— START Material for this exercise —

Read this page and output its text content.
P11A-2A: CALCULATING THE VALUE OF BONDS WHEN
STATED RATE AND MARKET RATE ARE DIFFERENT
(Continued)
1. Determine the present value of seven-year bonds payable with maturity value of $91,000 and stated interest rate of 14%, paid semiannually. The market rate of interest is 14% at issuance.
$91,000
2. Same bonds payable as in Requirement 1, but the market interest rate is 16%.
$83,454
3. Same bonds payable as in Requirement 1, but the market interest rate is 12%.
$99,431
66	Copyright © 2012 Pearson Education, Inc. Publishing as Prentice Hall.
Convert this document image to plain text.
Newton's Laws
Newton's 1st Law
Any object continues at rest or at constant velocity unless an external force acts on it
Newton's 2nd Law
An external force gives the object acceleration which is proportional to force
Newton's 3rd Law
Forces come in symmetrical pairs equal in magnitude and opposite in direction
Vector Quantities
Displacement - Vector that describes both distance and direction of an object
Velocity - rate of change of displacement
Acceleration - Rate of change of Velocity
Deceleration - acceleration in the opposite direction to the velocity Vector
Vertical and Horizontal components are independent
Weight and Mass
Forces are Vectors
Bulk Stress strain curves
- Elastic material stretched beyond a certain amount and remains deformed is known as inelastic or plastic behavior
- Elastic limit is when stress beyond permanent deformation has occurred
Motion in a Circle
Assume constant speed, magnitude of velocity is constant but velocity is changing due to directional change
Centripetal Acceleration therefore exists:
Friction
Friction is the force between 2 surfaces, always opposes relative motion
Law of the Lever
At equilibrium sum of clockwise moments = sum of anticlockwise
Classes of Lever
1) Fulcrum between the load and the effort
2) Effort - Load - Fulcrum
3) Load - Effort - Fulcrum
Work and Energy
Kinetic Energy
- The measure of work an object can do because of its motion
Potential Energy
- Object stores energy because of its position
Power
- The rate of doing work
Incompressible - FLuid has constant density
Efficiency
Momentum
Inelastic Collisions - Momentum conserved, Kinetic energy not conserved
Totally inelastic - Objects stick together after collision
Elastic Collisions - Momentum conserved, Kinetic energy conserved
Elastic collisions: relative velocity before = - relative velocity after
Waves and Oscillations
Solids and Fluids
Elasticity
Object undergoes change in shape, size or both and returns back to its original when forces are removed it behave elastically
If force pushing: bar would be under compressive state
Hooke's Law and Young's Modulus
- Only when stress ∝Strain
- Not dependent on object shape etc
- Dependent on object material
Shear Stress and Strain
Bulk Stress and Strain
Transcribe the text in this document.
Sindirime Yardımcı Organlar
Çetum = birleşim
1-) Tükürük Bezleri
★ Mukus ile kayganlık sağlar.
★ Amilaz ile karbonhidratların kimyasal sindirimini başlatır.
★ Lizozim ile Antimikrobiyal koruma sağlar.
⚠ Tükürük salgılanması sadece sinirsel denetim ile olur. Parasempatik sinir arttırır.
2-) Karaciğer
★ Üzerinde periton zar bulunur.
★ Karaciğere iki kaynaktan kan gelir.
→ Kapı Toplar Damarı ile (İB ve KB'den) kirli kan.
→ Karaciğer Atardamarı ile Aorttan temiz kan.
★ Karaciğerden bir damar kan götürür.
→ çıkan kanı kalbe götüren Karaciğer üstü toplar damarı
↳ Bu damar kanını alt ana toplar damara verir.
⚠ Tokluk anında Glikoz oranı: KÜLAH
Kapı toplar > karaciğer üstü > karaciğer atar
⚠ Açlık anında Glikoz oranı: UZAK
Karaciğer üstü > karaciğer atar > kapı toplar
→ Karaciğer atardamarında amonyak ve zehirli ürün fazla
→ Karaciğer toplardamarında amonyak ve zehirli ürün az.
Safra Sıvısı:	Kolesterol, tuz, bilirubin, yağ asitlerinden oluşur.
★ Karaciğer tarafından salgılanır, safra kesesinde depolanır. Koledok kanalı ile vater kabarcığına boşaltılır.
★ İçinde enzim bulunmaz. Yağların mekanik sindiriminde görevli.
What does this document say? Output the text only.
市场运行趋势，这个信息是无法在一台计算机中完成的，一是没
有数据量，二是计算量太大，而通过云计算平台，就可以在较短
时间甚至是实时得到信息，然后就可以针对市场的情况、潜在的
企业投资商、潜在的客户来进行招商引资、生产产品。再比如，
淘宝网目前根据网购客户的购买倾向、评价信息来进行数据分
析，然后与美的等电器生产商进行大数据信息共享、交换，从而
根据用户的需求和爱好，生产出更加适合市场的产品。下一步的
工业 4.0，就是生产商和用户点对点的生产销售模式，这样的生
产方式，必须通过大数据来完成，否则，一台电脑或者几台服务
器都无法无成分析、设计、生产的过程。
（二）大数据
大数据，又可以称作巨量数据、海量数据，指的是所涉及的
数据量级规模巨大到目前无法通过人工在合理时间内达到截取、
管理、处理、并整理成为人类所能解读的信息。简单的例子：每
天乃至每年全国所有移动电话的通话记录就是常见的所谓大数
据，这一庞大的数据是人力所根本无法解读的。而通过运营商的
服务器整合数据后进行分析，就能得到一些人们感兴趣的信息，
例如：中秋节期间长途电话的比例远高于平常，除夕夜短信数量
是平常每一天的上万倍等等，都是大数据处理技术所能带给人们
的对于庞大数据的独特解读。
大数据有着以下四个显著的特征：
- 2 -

— END Material for this exercise —

* _Task to complete_:
Give the listing above again, word for word.

* _Correct response_:
Read this page and output its text content.
P11A-2A: CALCULATING THE VALUE OF BONDS WHEN
STATED RATE AND MARKET RATE ARE DIFFERENT
(Continued)
1. Determine the present value of seven-year bonds payable with maturity value of $91,000 and stated interest rate of 14%, paid semiannually. The market rate of interest is 14% at issuance.
$91,000
2. Same bonds payable as in Requirement 1, but the market interest rate is 16%.
$83,454
3. Same bonds payable as in Requirement 1, but the market interest rate is 12%.
$99,431
66	Copyright © 2012 Pearson Education, Inc. Publishing as Prentice Hall.
Convert this document image to plain text.
Newton's Laws
Newton's 1st Law
Any object continues at rest or at constant velocity unless an external force acts on it
Newton's 2nd Law
An external force gives the object acceleration which is proportional to force
Newton's 3rd Law
Forces come in symmetrical pairs equal in magnitude and opposite in direction
Vector Quantities
Displacement - Vector that describes both distance and direction of an object
Velocity - rate of change of displacement
Acceleration - Rate of change of Velocity
Deceleration - acceleration in the opposite direction to the velocity Vector
Vertical and Horizontal components are independent
Weight and Mass
Forces are Vectors
Bulk Stress strain curves
- Elastic material stretched beyond a certain amount and remains deformed is known as inelastic or plastic behavior
- Elastic limit is when stress beyond permanent deformation has occurred
Motion in a Circle
Assume constant speed, magnitude of velocity is constant but velocity is changing due to directional change
Centripetal Acceleration therefore exists:
Friction
Friction is the force between 2 surfaces, always opposes relative motion
Law of the Lever
At equilibrium sum of clockwise moments = sum of anticlockwise
Classes of Lever
1) Fulcrum between the load and the effort
2) Effort - Load - Fulcrum
3) Load - Effort - Fulcrum
Work and Energy
Kinetic Energy
- The measure of work an object can do because of its motion
Potential Energy
- Object stores energy because of its position
Power
- The rate of doing work
Incompressible - FLuid has constant density
Efficiency
Momentum
Inelastic Collisions - Momentum conserved, Kinetic energy not conserved
Totally inelastic - Objects stick together after collision
Elastic Collisions - Momentum conserved, Kinetic energy conserved
Elastic collisions: relative velocity before = - relative velocity after
Waves and Oscillations
Solids and Fluids
Elasticity
Object undergoes change in shape, size or both and returns back to its original when forces are removed it behave elastically
If force pushing: bar would be under compressive state
Hooke's Law and Young's Modulus
- Only when stress ∝Strain
- Not dependent on object shape etc
- Dependent on object material
Shear Stress and Strain
Bulk Stress and Strain
Transcribe the text in this document.
Sindirime Yardımcı Organlar
Çetum = birleşim
1-) Tükürük Bezleri
★ Mukus ile kayganlık sağlar.
★ Amilaz ile karbonhidratların kimyasal sindirimini başlatır.
★ Lizozim ile Antimikrobiyal koruma sağlar.
⚠ Tükürük salgılanması sadece sinirsel denetim ile olur. Parasempatik sinir arttırır.
2-) Karaciğer
★ Üzerinde periton zar bulunur.
★ Karaciğere iki kaynaktan kan gelir.
→ Kapı Toplar Damarı ile (İB ve KB'den) kirli kan.
→ Karaciğer Atardamarı ile Aorttan temiz kan.
★ Karaciğerden bir damar kan götürür.
→ çıkan kanı kalbe götüren Karaciğer üstü toplar damarı
↳ Bu damar kanını alt ana toplar damara verir.
⚠ Tokluk anında Glikoz oranı: KÜLAH
Kapı toplar > karaciğer üstü > karaciğer atar
⚠ Açlık anında Glikoz oranı: UZAK
Karaciğer üstü > karaciğer atar > kapı toplar
→ Karaciğer atardamarında amonyak ve zehirli ürün fazla
→ Karaciğer toplardamarında amonyak ve zehirli ürün az.
Safra Sıvısı:	Kolesterol, tuz, bilirubin, yağ asitlerinden oluşur.
★ Karaciğer tarafından salgılanır, safra kesesinde depolanır. Koledok kanalı ile vater kabarcığına boşaltılır.
★ İçinde enzim bulunmaz. Yağların mekanik sindiriminde görevli.
What does this document say? Output the text only.
市场运行趋势，这个信息是无法在一台计算机中完成的，一是没
有数据量，二是计算量太大，而通过云计算平台，就可以在较短
时间甚至是实时得到信息，然后就可以针对市场的情况、潜在的
企业投资商、潜在的客户来进行招商引资、生产产品。再比如，
淘宝网目前根据网购客户的购买倾向、评价信息来进行数据分
析，然后与美的等电器生产商进行大数据信息共享、交换，从而
根据用户的需求和爱好，生产出更加适合市场的产品。下一步的
工业 4.0，就是生产商和用户点对点的生产销售模式，这样的生
产方式，必须通过大数据来完成，否则，一台电脑或者几台服务
器都无法无成分析、设计、生产的过程。
（二）大数据
大数据，又可以称作巨量数据、海量数据，指的是所涉及的
数据量级规模巨大到目前无法通过人工在合理时间内达到截取、
管理、处理、并整理成为人类所能解读的信息。简单的例子：每
天乃至每年全国所有移动电话的通话记录就是常见的所谓大数
据，这一庞大的数据是人力所根本无法解读的。而通过运营商的
服务器整合数据后进行分析，就能得到一些人们感兴趣的信息，
例如：中秋节期间长途电话的比例远高于平常，除夕夜短信数量
是平常每一天的上万倍等等，都是大数据处理技术所能带给人们
的对于庞大数据的独特解读。
大数据有着以下四个显著的特征：
- 2 -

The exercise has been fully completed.